• SHORT EXERCISE: Copy all of the records below verbatim, reproducing every line without any change.

[BEGIN RECORD LIST]

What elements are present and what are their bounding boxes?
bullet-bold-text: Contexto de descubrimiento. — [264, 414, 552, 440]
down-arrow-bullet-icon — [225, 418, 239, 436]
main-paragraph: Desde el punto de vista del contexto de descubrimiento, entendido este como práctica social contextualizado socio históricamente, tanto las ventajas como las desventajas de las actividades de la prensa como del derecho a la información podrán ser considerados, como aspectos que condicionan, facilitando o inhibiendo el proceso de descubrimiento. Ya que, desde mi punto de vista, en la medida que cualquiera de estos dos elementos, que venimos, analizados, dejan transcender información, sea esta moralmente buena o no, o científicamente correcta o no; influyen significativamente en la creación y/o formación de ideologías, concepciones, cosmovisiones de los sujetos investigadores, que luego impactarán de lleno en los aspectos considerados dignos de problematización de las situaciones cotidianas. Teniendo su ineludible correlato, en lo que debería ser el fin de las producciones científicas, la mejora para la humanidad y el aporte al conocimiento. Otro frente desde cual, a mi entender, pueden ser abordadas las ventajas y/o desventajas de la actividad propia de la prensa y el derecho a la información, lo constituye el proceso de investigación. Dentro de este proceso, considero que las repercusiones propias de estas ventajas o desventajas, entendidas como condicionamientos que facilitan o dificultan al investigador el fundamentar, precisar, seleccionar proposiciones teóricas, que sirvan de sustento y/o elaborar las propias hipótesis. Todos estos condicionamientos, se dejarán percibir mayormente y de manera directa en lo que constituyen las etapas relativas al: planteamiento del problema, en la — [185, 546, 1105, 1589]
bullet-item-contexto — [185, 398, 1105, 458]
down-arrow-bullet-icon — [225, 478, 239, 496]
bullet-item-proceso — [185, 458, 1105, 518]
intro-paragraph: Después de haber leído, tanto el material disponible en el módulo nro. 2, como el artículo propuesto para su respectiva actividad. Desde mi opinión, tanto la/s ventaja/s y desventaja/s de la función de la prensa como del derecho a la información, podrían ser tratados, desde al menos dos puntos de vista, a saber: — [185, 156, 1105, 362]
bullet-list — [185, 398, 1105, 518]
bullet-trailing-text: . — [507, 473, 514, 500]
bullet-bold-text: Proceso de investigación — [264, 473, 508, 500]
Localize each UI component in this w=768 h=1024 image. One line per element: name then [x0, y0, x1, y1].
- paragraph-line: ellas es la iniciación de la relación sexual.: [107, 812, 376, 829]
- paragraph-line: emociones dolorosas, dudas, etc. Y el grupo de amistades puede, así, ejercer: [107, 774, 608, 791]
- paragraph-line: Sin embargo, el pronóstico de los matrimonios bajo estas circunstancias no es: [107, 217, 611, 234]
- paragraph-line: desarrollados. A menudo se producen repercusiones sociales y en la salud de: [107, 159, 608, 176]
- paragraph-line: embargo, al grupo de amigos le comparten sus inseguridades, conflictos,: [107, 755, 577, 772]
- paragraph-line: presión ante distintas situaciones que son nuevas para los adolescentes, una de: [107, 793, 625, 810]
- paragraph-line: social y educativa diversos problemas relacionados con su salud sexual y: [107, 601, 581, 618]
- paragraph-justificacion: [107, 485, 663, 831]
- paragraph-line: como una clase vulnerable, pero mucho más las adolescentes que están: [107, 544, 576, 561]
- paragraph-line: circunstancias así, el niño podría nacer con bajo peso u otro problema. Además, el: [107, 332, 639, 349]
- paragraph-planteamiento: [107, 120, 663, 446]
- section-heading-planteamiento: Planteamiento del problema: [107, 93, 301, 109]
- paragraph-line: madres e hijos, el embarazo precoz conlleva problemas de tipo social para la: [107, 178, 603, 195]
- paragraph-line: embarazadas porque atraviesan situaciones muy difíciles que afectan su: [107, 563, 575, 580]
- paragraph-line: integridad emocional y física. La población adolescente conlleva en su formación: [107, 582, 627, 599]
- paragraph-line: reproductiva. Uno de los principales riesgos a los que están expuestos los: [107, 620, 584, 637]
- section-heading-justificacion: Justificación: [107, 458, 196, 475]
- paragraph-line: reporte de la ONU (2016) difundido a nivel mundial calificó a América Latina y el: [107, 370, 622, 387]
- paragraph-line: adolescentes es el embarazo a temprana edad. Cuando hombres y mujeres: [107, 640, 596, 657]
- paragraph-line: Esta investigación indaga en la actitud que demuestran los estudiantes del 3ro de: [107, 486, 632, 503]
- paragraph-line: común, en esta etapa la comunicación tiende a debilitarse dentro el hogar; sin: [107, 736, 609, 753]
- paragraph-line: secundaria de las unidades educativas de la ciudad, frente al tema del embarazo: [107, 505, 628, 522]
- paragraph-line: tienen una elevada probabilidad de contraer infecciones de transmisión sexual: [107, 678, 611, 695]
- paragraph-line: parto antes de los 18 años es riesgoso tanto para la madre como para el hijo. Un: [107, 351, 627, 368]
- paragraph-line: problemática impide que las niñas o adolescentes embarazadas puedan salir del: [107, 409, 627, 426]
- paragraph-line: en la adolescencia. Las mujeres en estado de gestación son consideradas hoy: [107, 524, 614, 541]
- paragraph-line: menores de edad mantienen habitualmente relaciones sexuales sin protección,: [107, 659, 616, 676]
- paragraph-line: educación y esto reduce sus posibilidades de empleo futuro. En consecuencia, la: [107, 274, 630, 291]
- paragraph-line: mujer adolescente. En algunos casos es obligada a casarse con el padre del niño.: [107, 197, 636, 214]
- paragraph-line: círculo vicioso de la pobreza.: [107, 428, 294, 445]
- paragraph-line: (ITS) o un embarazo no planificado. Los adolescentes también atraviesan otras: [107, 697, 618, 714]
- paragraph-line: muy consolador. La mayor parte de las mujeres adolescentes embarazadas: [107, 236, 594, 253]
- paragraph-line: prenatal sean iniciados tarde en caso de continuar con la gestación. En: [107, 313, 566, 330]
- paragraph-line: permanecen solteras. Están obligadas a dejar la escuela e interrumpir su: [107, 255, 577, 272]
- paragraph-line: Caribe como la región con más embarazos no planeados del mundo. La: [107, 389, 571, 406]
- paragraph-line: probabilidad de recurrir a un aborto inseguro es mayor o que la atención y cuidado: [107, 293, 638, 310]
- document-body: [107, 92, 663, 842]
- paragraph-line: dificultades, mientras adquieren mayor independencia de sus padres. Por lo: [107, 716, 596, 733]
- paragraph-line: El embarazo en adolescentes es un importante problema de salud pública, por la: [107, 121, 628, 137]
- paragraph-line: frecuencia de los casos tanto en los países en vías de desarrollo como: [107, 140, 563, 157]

[END RECORD LIST]

• OUTPUT OF THE EXERCISE:
What elements are present and what are their bounding boxes?
bullet-bold-text: Contexto de descubrimiento. — [264, 414, 552, 440]
down-arrow-bullet-icon — [225, 418, 239, 436]
main-paragraph: Desde el punto de vista del contexto de descubrimiento, entendido este como práctica social contextualizado socio históricamente, tanto las ventajas como las desventajas de las actividades de la prensa como del derecho a la información podrán ser considerados, como aspectos que condicionan, facilitando o inhibiendo el proceso de descubrimiento. Ya que, desde mi punto de vista, en la medida que cualquiera de estos dos elementos, que venimos, analizados, dejan transcender información, sea esta moralmente buena o no, o científicamente correcta o no; influyen significativamente en la creación y/o formación de ideologías, concepciones, cosmovisiones de los sujetos investigadores, que luego impactarán de lleno en los aspectos considerados dignos de problematización de las situaciones cotidianas. Teniendo su ineludible correlato, en lo que debería ser el fin de las producciones científicas, la mejora para la humanidad y el aporte al conocimiento. Otro frente desde cual, a mi entender, pueden ser abordadas las ventajas y/o desventajas de la actividad propia de la prensa y el derecho a la información, lo constituye el proceso de investigación. Dentro de este proceso, considero que las repercusiones propias de estas ventajas o desventajas, entendidas como condicionamientos que facilitan o dificultan al investigador el fundamentar, precisar, seleccionar proposiciones teóricas, que sirvan de sustento y/o elaborar las propias hipótesis. Todos estos condicionamientos, se dejarán percibir mayormente y de manera directa en lo que constituyen las etapas relativas al: planteamiento del problema, en la — [185, 546, 1105, 1589]
bullet-item-contexto — [185, 398, 1105, 458]
down-arrow-bullet-icon — [225, 478, 239, 496]
bullet-item-proceso — [185, 458, 1105, 518]
intro-paragraph: Después de haber leído, tanto el material disponible en el módulo nro. 2, como el artículo propuesto para su respectiva actividad. Desde mi opinión, tanto la/s ventaja/s y desventaja/s de la función de la prensa como del derecho a la información, podrían ser tratados, desde al menos dos puntos de vista, a saber: — [185, 156, 1105, 362]
bullet-list — [185, 398, 1105, 518]
bullet-trailing-text: . — [507, 473, 514, 500]
bullet-bold-text: Proceso de investigación — [264, 473, 508, 500]
Localize each UI component in this w=768 h=1024 image. One line per element: name then [x0, y0, x1, y1].
- paragraph-line: ellas es la iniciación de la relación sexual.: [107, 812, 376, 829]
- paragraph-line: emociones dolorosas, dudas, etc. Y el grupo de amistades puede, así, ejercer: [107, 774, 608, 791]
- paragraph-line: Sin embargo, el pronóstico de los matrimonios bajo estas circunstancias no es: [107, 217, 611, 234]
- paragraph-line: desarrollados. A menudo se producen repercusiones sociales y en la salud de: [107, 159, 608, 176]
- paragraph-line: embargo, al grupo de amigos le comparten sus inseguridades, conflictos,: [107, 755, 577, 772]
- paragraph-line: presión ante distintas situaciones que son nuevas para los adolescentes, una de: [107, 793, 625, 810]
- paragraph-line: social y educativa diversos problemas relacionados con su salud sexual y: [107, 601, 581, 618]
- paragraph-justificacion: [107, 485, 663, 831]
- paragraph-line: como una clase vulnerable, pero mucho más las adolescentes que están: [107, 544, 576, 561]
- paragraph-line: circunstancias así, el niño podría nacer con bajo peso u otro problema. Además, el: [107, 332, 639, 349]
- paragraph-planteamiento: [107, 120, 663, 446]
- section-heading-planteamiento: Planteamiento del problema: [107, 93, 301, 109]
- paragraph-line: madres e hijos, el embarazo precoz conlleva problemas de tipo social para la: [107, 178, 603, 195]
- paragraph-line: embarazadas porque atraviesan situaciones muy difíciles que afectan su: [107, 563, 575, 580]
- paragraph-line: integridad emocional y física. La población adolescente conlleva en su formación: [107, 582, 627, 599]
- paragraph-line: reproductiva. Uno de los principales riesgos a los que están expuestos los: [107, 620, 584, 637]
- section-heading-justificacion: Justificación: [107, 458, 196, 475]
- paragraph-line: reporte de la ONU (2016) difundido a nivel mundial calificó a América Latina y el: [107, 370, 622, 387]
- paragraph-line: adolescentes es el embarazo a temprana edad. Cuando hombres y mujeres: [107, 640, 596, 657]
- paragraph-line: Esta investigación indaga en la actitud que demuestran los estudiantes del 3ro de: [107, 486, 632, 503]
- paragraph-line: común, en esta etapa la comunicación tiende a debilitarse dentro el hogar; sin: [107, 736, 609, 753]
- paragraph-line: secundaria de las unidades educativas de la ciudad, frente al tema del embarazo: [107, 505, 628, 522]
- paragraph-line: tienen una elevada probabilidad de contraer infecciones de transmisión sexual: [107, 678, 611, 695]
- paragraph-line: parto antes de los 18 años es riesgoso tanto para la madre como para el hijo. Un: [107, 351, 627, 368]
- paragraph-line: problemática impide que las niñas o adolescentes embarazadas puedan salir del: [107, 409, 627, 426]
- paragraph-line: en la adolescencia. Las mujeres en estado de gestación son consideradas hoy: [107, 524, 614, 541]
- paragraph-line: menores de edad mantienen habitualmente relaciones sexuales sin protección,: [107, 659, 616, 676]
- paragraph-line: educación y esto reduce sus posibilidades de empleo futuro. En consecuencia, la: [107, 274, 630, 291]
- paragraph-line: mujer adolescente. En algunos casos es obligada a casarse con el padre del niño.: [107, 197, 636, 214]
- paragraph-line: círculo vicioso de la pobreza.: [107, 428, 294, 445]
- paragraph-line: (ITS) o un embarazo no planificado. Los adolescentes también atraviesan otras: [107, 697, 618, 714]
- paragraph-line: muy consolador. La mayor parte de las mujeres adolescentes embarazadas: [107, 236, 594, 253]
- paragraph-line: prenatal sean iniciados tarde en caso de continuar con la gestación. En: [107, 313, 566, 330]
- paragraph-line: permanecen solteras. Están obligadas a dejar la escuela e interrumpir su: [107, 255, 577, 272]
- paragraph-line: Caribe como la región con más embarazos no planeados del mundo. La: [107, 389, 571, 406]
- paragraph-line: probabilidad de recurrir a un aborto inseguro es mayor o que la atención y cuidado: [107, 293, 638, 310]
- document-body: [107, 92, 663, 842]
- paragraph-line: dificultades, mientras adquieren mayor independencia de sus padres. Por lo: [107, 716, 596, 733]
- paragraph-line: El embarazo en adolescentes es un importante problema de salud pública, por la: [107, 121, 628, 137]
- paragraph-line: frecuencia de los casos tanto en los países en vías de desarrollo como: [107, 140, 563, 157]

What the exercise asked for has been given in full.